Do this:
All records below must be retyped exactly.

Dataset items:
★ ★ ★ ★
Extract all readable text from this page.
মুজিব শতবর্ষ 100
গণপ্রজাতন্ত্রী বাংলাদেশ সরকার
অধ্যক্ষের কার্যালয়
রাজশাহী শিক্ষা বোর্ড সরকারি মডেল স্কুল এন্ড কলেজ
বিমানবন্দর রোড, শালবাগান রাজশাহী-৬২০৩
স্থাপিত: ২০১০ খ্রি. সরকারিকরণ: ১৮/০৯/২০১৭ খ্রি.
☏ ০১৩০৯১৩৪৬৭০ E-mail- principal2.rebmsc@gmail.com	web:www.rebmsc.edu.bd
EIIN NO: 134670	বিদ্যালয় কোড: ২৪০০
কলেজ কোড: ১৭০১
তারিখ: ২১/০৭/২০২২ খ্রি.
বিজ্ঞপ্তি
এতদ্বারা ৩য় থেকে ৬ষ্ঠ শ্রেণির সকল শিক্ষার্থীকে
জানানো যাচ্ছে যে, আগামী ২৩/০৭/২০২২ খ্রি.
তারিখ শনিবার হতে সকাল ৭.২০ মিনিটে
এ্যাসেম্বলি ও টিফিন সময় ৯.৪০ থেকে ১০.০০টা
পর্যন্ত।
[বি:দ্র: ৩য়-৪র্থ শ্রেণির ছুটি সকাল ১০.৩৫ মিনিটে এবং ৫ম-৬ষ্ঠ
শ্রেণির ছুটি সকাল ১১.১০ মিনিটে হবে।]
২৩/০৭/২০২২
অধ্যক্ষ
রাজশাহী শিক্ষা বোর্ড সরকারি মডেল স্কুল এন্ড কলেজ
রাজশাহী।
★ ★ ★ ★
Task answer:
Extract all readable text from this page.
মুজিব শতবর্ষ 100
গণপ্রজাতন্ত্রী বাংলাদেশ সরকার
অধ্যক্ষের কার্যালয়
রাজশাহী শিক্ষা বোর্ড সরকারি মডেল স্কুল এন্ড কলেজ
বিমানবন্দর রোড, শালবাগান রাজশাহী-৬২০৩
স্থাপিত: ২০১০ খ্রি. সরকারিকরণ: ১৮/০৯/২০১৭ খ্রি.
☏ ০১৩০৯১৩৪৬৭০ E-mail- principal2.rebmsc@gmail.com	web:www.rebmsc.edu.bd
EIIN NO: 134670	বিদ্যালয় কোড: ২৪০০
কলেজ কোড: ১৭০১
তারিখ: ২১/০৭/২০২২ খ্রি.
বিজ্ঞপ্তি
এতদ্বারা ৩য় থেকে ৬ষ্ঠ শ্রেণির সকল শিক্ষার্থীকে
জানানো যাচ্ছে যে, আগামী ২৩/০৭/২০২২ খ্রি.
তারিখ শনিবার হতে সকাল ৭.২০ মিনিটে
এ্যাসেম্বলি ও টিফিন সময় ৯.৪০ থেকে ১০.০০টা
পর্যন্ত।
[বি:দ্র: ৩য়-৪র্থ শ্রেণির ছুটি সকাল ১০.৩৫ মিনিটে এবং ৫ম-৬ষ্ঠ
শ্রেণির ছুটি সকাল ১১.১০ মিনিটে হবে।]
২৩/০৭/২০২২
অধ্যক্ষ
রাজশাহী শিক্ষা বোর্ড সরকারি মডেল স্কুল এন্ড কলেজ
রাজশাহী।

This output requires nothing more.